GIVEN REQUEST → Transcribe the material in full. Nothing should differ except that the pictures are left out.

GIVEN INFORMATION →
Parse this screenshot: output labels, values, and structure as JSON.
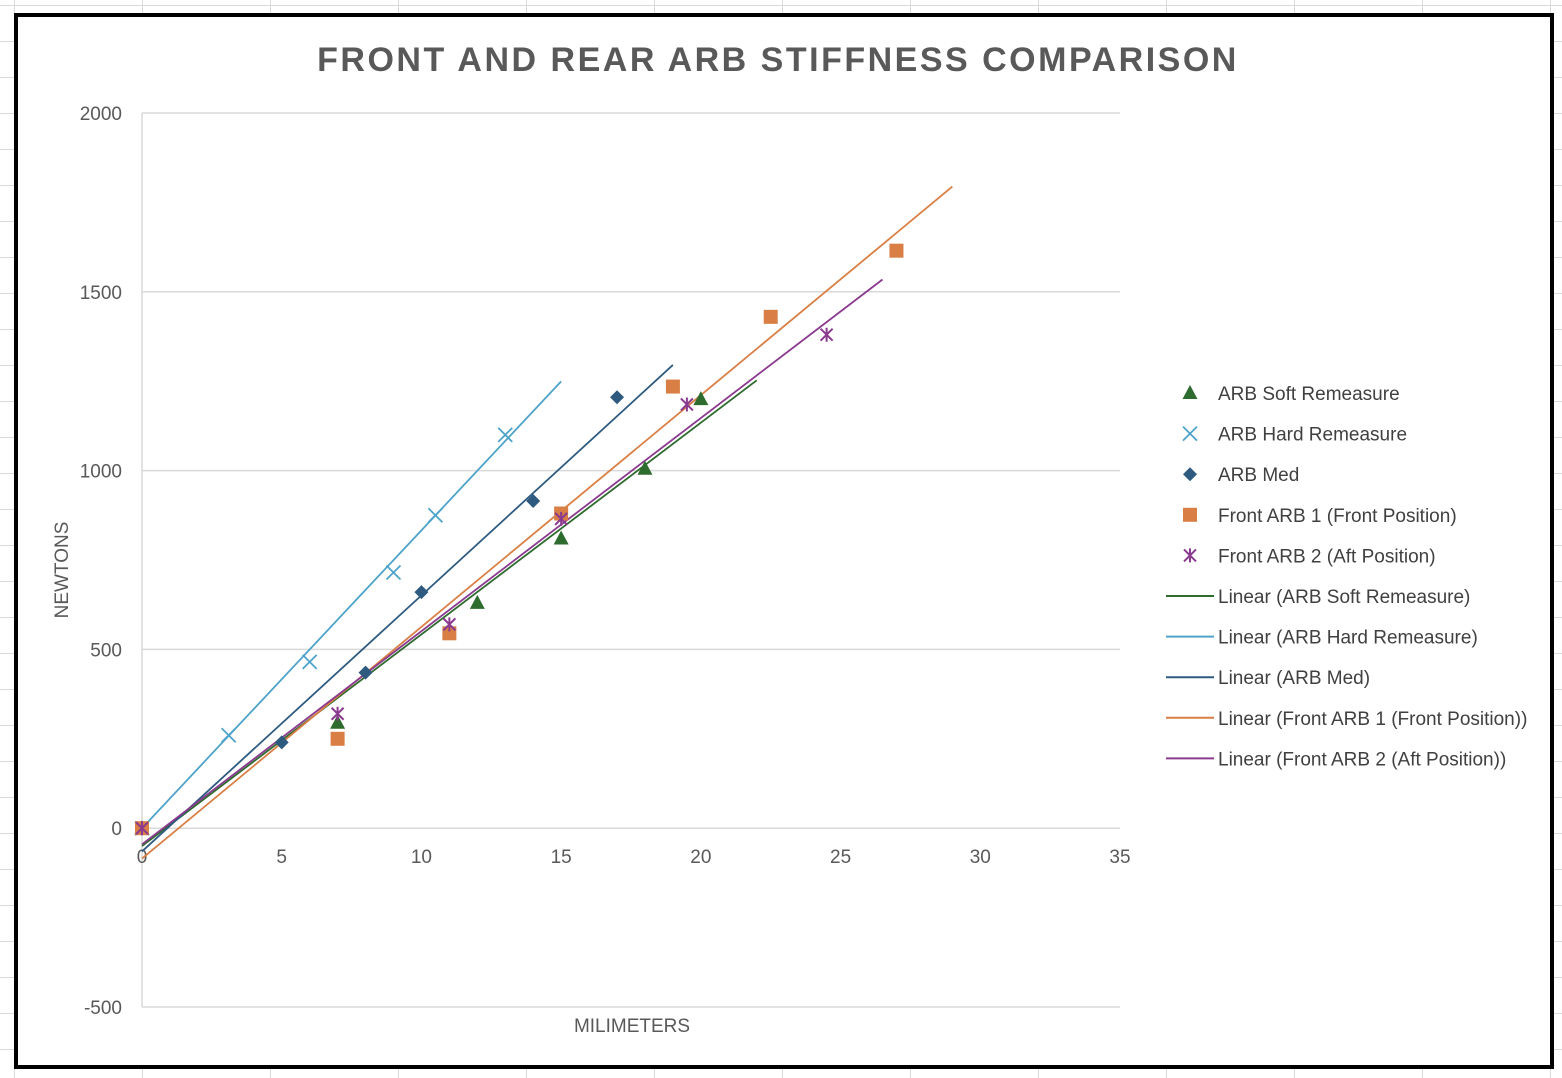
{
  "chart_data": {
    "type": "scatter",
    "title": "FRONT AND REAR ARB STIFFNESS COMPARISON",
    "xlabel": "MILIMETERS",
    "ylabel": "NEWTONS",
    "xlim": [
      0,
      35
    ],
    "ylim": [
      -500,
      2000
    ],
    "x_ticks": [
      0,
      5,
      10,
      15,
      20,
      25,
      30,
      35
    ],
    "y_ticks": [
      -500,
      0,
      500,
      1000,
      1500,
      2000
    ],
    "grid": "horizontal",
    "legend_position": "right",
    "series": [
      {
        "name": "ARB Soft Remeasure",
        "marker": "triangle",
        "color": "#2e6b2e",
        "points": [
          [
            0,
            0
          ],
          [
            7,
            295
          ],
          [
            12,
            630
          ],
          [
            15,
            810
          ],
          [
            18,
            1005
          ],
          [
            20,
            1200
          ]
        ]
      },
      {
        "name": "ARB Hard Remeasure",
        "marker": "x",
        "color": "#4ea3c9",
        "points": [
          [
            0,
            0
          ],
          [
            3.1,
            260
          ],
          [
            6,
            465
          ],
          [
            9,
            715
          ],
          [
            10.5,
            875
          ],
          [
            13,
            1100
          ]
        ]
      },
      {
        "name": "ARB Med",
        "marker": "diamond",
        "color": "#2e5a80",
        "points": [
          [
            0,
            0
          ],
          [
            5,
            240
          ],
          [
            8,
            435
          ],
          [
            10,
            660
          ],
          [
            14,
            915
          ],
          [
            17,
            1205
          ]
        ]
      },
      {
        "name": "Front ARB 1 (Front Position)",
        "marker": "square",
        "color": "#d97f45",
        "points": [
          [
            0,
            0
          ],
          [
            7,
            250
          ],
          [
            11,
            545
          ],
          [
            15,
            880
          ],
          [
            19,
            1235
          ],
          [
            22.5,
            1430
          ],
          [
            27,
            1615
          ]
        ]
      },
      {
        "name": "Front ARB 2 (Aft Position)",
        "marker": "asterisk",
        "color": "#8a3a8f",
        "points": [
          [
            0,
            0
          ],
          [
            7,
            320
          ],
          [
            11,
            570
          ],
          [
            15,
            865
          ],
          [
            19.5,
            1185
          ],
          [
            24.5,
            1380
          ]
        ]
      }
    ],
    "trendlines": [
      {
        "name": "Linear (ARB Soft Remeasure)",
        "color": "#2e6b2e",
        "x_range": [
          0,
          22
        ],
        "slope": 59.2,
        "intercept": -50
      },
      {
        "name": "Linear (ARB Hard Remeasure)",
        "color": "#4ea3c9",
        "x_range": [
          0,
          15
        ],
        "slope": 83.3,
        "intercept": 0
      },
      {
        "name": "Linear (ARB Med)",
        "color": "#2e5a80",
        "x_range": [
          0,
          19
        ],
        "slope": 71.6,
        "intercept": -65
      },
      {
        "name": "Linear (Front ARB 1 (Front Position))",
        "color": "#d97f45",
        "x_range": [
          0,
          29
        ],
        "slope": 64.8,
        "intercept": -85
      },
      {
        "name": "Linear (Front ARB 2 (Aft Position))",
        "color": "#8a3a8f",
        "x_range": [
          0,
          26.5
        ],
        "slope": 59.6,
        "intercept": -45
      }
    ]
  }
}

EXERCISE OUTPUT →
Parse this screenshot: output labels, values, and structure as JSON.
{
  "chart_data": {
    "type": "scatter",
    "title": "FRONT AND REAR ARB STIFFNESS COMPARISON",
    "xlabel": "MILIMETERS",
    "ylabel": "NEWTONS",
    "xlim": [
      0,
      35
    ],
    "ylim": [
      -500,
      2000
    ],
    "x_ticks": [
      0,
      5,
      10,
      15,
      20,
      25,
      30,
      35
    ],
    "y_ticks": [
      -500,
      0,
      500,
      1000,
      1500,
      2000
    ],
    "grid": "horizontal",
    "legend_position": "right",
    "series": [
      {
        "name": "ARB Soft Remeasure",
        "marker": "triangle",
        "color": "#2e6b2e",
        "points": [
          [
            0,
            0
          ],
          [
            7,
            295
          ],
          [
            12,
            630
          ],
          [
            15,
            810
          ],
          [
            18,
            1005
          ],
          [
            20,
            1200
          ]
        ]
      },
      {
        "name": "ARB Hard Remeasure",
        "marker": "x",
        "color": "#4ea3c9",
        "points": [
          [
            0,
            0
          ],
          [
            3.1,
            260
          ],
          [
            6,
            465
          ],
          [
            9,
            715
          ],
          [
            10.5,
            875
          ],
          [
            13,
            1100
          ]
        ]
      },
      {
        "name": "ARB Med",
        "marker": "diamond",
        "color": "#2e5a80",
        "points": [
          [
            0,
            0
          ],
          [
            5,
            240
          ],
          [
            8,
            435
          ],
          [
            10,
            660
          ],
          [
            14,
            915
          ],
          [
            17,
            1205
          ]
        ]
      },
      {
        "name": "Front ARB 1 (Front Position)",
        "marker": "square",
        "color": "#d97f45",
        "points": [
          [
            0,
            0
          ],
          [
            7,
            250
          ],
          [
            11,
            545
          ],
          [
            15,
            880
          ],
          [
            19,
            1235
          ],
          [
            22.5,
            1430
          ],
          [
            27,
            1615
          ]
        ]
      },
      {
        "name": "Front ARB 2 (Aft Position)",
        "marker": "asterisk",
        "color": "#8a3a8f",
        "points": [
          [
            0,
            0
          ],
          [
            7,
            320
          ],
          [
            11,
            570
          ],
          [
            15,
            865
          ],
          [
            19.5,
            1185
          ],
          [
            24.5,
            1380
          ]
        ]
      }
    ],
    "trendlines": [
      {
        "name": "Linear (ARB Soft Remeasure)",
        "color": "#2e6b2e",
        "x_range": [
          0,
          22
        ],
        "slope": 59.2,
        "intercept": -50
      },
      {
        "name": "Linear (ARB Hard Remeasure)",
        "color": "#4ea3c9",
        "x_range": [
          0,
          15
        ],
        "slope": 83.3,
        "intercept": 0
      },
      {
        "name": "Linear (ARB Med)",
        "color": "#2e5a80",
        "x_range": [
          0,
          19
        ],
        "slope": 71.6,
        "intercept": -65
      },
      {
        "name": "Linear (Front ARB 1 (Front Position))",
        "color": "#d97f45",
        "x_range": [
          0,
          29
        ],
        "slope": 64.8,
        "intercept": -85
      },
      {
        "name": "Linear (Front ARB 2 (Aft Position))",
        "color": "#8a3a8f",
        "x_range": [
          0,
          26.5
        ],
        "slope": 59.6,
        "intercept": -45
      }
    ]
  }
}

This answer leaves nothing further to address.